» Excerpted data
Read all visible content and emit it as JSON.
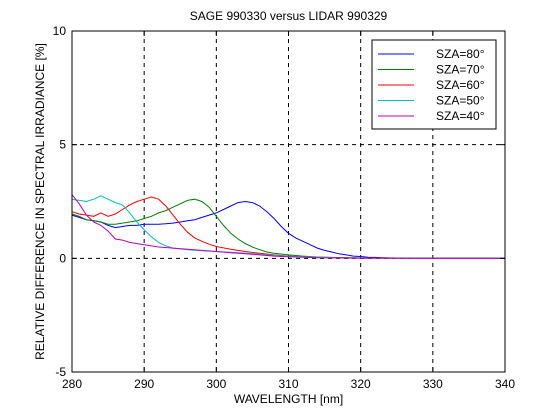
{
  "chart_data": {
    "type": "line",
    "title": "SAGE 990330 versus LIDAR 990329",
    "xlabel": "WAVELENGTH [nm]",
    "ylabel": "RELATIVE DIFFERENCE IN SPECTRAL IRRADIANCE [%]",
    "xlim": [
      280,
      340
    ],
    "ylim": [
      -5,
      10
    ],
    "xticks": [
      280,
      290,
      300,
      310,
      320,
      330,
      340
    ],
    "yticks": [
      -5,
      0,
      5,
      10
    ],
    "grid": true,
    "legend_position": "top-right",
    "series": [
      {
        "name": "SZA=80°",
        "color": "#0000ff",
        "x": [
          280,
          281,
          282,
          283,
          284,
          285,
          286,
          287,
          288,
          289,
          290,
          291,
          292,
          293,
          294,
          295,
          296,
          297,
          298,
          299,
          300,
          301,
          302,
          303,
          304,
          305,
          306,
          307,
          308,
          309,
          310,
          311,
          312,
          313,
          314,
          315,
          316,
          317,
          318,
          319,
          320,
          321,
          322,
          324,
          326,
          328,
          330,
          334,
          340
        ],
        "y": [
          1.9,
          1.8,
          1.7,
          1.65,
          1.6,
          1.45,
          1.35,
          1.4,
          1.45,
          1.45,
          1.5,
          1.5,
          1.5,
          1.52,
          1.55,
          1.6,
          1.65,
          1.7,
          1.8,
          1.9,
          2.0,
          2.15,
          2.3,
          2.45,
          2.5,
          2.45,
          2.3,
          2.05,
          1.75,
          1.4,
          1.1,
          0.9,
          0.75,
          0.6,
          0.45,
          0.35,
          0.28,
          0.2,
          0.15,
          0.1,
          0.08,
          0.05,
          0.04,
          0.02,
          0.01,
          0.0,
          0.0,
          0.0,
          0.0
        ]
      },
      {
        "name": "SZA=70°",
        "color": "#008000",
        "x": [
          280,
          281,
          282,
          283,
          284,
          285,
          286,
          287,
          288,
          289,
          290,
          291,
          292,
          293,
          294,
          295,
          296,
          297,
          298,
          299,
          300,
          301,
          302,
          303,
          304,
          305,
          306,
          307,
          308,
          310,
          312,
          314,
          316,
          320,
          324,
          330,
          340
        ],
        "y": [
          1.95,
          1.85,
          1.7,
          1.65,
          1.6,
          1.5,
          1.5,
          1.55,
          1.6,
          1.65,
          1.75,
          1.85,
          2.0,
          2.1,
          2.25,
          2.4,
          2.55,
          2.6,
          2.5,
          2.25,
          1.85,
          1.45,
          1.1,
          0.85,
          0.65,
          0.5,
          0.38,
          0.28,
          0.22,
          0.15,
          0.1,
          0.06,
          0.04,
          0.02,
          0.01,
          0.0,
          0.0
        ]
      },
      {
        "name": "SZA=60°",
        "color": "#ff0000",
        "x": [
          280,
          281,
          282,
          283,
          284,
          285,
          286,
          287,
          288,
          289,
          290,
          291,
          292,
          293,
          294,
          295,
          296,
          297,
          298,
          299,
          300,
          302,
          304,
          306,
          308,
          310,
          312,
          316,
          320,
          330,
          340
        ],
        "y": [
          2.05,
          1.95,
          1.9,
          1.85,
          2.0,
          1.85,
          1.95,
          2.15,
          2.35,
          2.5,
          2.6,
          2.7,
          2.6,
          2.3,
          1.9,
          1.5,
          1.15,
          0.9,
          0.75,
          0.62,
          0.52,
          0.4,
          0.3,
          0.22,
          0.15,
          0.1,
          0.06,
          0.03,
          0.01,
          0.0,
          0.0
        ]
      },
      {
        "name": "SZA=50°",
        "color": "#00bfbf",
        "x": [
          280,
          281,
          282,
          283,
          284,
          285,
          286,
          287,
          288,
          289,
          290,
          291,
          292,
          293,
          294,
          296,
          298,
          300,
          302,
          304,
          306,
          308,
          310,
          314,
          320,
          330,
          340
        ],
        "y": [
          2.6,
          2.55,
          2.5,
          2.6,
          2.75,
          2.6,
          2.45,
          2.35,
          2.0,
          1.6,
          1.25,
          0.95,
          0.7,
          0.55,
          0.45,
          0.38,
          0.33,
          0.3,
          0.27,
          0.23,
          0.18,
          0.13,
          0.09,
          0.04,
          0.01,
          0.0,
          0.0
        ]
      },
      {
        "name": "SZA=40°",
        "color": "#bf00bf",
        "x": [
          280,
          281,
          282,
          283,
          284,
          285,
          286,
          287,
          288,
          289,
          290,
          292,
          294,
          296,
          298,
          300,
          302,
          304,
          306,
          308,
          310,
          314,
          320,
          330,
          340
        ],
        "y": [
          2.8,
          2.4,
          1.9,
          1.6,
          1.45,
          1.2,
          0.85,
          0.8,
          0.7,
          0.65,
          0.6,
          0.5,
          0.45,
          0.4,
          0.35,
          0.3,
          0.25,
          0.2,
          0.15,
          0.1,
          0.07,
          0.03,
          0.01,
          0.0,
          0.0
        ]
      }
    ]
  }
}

--

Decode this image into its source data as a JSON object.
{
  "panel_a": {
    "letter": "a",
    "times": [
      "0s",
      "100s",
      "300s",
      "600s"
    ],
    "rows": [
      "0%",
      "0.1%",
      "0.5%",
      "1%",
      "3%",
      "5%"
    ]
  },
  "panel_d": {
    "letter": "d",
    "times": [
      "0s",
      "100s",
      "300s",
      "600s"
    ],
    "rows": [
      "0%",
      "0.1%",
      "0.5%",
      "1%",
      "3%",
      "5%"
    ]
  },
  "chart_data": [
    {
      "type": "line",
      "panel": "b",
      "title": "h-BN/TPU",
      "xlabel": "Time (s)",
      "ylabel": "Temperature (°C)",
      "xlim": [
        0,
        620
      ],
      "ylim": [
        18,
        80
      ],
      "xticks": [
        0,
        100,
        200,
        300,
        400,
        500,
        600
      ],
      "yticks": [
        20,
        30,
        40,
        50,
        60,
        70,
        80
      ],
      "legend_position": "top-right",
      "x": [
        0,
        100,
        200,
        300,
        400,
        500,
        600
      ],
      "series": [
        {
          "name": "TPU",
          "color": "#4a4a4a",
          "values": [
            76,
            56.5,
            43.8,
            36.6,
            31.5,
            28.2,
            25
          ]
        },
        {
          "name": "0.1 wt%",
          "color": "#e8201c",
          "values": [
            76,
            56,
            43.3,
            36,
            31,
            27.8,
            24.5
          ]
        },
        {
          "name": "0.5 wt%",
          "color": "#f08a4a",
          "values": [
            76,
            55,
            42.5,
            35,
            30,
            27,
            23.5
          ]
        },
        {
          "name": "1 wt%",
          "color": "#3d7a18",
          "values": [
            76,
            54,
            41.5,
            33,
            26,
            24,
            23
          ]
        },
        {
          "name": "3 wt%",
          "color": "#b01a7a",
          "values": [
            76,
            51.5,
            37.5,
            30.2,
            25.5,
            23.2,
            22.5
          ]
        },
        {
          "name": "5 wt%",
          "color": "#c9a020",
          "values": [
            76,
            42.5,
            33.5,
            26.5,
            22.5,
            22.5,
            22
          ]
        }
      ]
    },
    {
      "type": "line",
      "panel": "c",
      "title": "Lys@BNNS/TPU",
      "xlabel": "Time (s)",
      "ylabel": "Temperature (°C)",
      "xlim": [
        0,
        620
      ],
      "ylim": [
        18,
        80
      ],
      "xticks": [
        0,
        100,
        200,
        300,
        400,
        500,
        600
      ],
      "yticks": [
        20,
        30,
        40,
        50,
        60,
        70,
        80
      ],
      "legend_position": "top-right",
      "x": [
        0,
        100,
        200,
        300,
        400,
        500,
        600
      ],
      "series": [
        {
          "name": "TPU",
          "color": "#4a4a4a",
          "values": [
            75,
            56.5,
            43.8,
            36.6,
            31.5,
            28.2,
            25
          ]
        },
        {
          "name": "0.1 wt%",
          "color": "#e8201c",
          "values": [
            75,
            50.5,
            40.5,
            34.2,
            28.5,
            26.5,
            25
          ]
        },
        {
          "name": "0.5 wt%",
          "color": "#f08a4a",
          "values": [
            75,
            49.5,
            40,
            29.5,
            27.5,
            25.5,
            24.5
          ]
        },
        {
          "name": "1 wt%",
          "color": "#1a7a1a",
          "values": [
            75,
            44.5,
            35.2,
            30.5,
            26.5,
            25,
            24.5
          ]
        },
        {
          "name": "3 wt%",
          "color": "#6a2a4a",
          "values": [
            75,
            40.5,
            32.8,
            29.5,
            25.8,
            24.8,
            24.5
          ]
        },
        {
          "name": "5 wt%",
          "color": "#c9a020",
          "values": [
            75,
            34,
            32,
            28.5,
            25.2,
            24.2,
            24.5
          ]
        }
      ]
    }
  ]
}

* * *

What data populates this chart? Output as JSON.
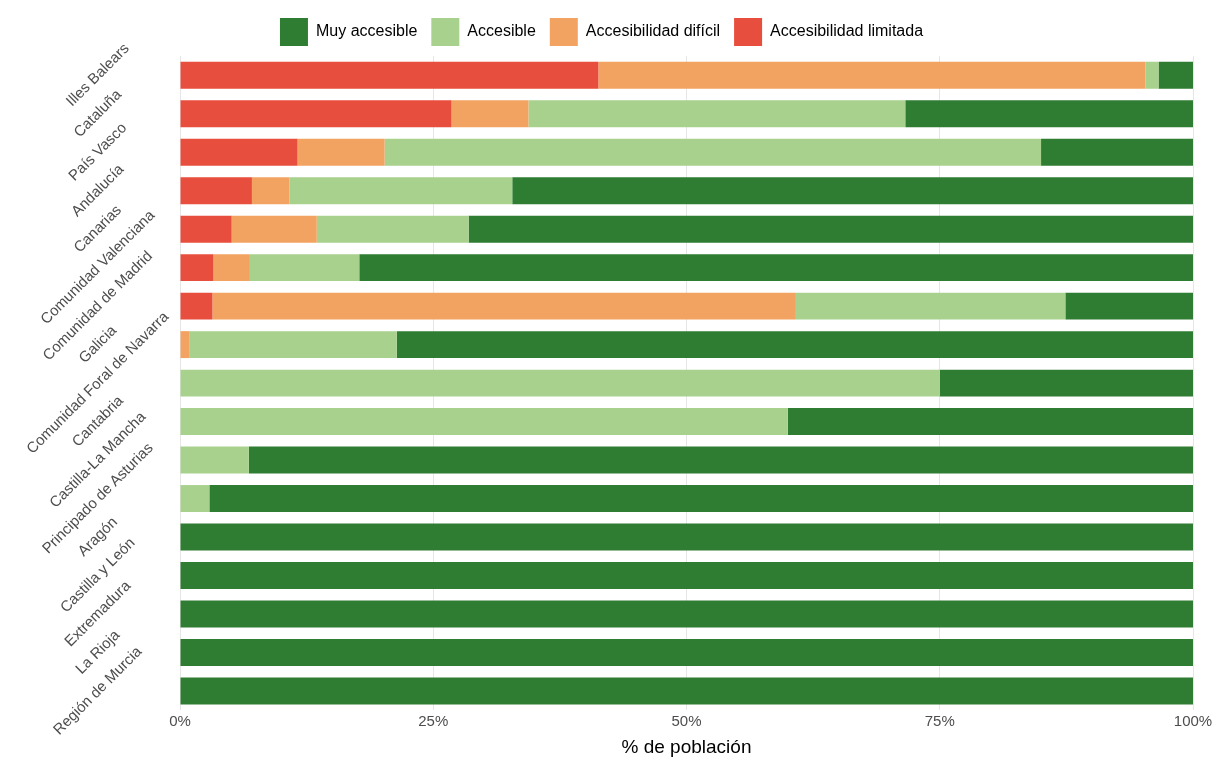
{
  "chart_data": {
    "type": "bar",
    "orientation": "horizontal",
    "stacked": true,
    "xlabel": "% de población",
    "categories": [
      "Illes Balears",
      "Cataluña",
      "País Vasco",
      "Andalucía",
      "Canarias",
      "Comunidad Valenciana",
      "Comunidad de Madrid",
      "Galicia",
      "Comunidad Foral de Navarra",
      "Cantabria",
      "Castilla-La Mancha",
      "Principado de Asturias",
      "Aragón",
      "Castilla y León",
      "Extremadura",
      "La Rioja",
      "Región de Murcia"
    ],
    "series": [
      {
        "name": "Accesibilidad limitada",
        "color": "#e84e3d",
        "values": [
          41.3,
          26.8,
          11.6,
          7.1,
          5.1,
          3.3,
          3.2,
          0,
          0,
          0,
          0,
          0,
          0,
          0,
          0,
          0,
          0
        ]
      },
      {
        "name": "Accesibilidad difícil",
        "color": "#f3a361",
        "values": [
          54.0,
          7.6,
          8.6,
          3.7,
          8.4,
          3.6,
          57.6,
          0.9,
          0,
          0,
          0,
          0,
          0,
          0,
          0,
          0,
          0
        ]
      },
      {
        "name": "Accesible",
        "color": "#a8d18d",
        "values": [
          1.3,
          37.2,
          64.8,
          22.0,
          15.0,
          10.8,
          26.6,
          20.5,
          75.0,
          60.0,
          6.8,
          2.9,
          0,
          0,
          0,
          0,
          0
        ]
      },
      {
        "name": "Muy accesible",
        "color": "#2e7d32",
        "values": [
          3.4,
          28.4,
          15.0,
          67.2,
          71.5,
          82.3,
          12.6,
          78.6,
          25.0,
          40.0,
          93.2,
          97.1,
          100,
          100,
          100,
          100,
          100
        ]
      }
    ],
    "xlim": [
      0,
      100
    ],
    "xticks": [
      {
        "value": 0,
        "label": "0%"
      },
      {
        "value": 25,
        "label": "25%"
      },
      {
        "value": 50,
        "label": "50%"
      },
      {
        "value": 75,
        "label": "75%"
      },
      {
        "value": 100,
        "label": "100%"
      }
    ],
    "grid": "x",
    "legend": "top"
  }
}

» What is needed
Find the lines above holding the word "xlabel" and show them.

» Correct response
    "xlabel": "WAVELENGTH [nm]",
      "xlabel": "Time (s)",
      "xlabel": "Time (s)",
    "xlabel": "% de población",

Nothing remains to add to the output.